#### DATA ENTRIES:
·····
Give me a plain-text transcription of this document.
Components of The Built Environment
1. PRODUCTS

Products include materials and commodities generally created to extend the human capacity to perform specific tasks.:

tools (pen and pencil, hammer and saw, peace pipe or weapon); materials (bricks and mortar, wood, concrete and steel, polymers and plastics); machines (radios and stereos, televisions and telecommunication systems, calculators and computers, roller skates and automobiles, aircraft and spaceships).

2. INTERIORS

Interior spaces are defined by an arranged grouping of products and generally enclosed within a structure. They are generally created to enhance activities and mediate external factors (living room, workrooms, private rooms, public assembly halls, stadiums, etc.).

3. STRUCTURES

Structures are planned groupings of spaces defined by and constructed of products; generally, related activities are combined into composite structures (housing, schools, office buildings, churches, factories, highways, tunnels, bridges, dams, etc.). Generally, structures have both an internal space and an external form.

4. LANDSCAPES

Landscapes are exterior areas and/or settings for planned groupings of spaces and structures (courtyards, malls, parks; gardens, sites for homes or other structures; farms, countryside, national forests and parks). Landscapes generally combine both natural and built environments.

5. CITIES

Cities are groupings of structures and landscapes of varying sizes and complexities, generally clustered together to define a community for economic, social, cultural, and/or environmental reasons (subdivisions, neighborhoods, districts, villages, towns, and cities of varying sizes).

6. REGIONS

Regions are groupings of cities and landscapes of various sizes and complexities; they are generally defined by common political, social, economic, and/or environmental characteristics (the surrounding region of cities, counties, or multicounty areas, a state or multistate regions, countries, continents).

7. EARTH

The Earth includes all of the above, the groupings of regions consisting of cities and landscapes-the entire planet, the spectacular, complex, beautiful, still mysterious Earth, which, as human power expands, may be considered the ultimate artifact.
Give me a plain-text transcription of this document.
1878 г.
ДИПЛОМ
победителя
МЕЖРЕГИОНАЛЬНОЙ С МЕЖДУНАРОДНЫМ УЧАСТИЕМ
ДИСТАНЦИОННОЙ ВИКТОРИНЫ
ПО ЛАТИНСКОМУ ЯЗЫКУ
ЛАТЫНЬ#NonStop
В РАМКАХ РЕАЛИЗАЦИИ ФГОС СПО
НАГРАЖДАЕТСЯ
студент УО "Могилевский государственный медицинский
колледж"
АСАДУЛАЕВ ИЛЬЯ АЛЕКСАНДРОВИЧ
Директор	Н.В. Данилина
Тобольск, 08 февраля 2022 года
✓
·····
#### GOAL:
Look through the records and gather every line containing "economic".

#### ANSWER TO THIS PROBLEM:
Cities are groupings of structures and landscapes of varying sizes and complexities, generally clustered together to define a community for economic, social, cultural, and/or environmental reasons (subdivisions, neighborhoods, districts, villages, towns, and cities of varying sizes).
Regions are groupings of cities and landscapes of various sizes and complexities; they are generally defined by common political, social, economic, and/or environmental characteristics (the surrounding region of cities, counties, or multicounty areas, a state or multistate regions, countries, continents).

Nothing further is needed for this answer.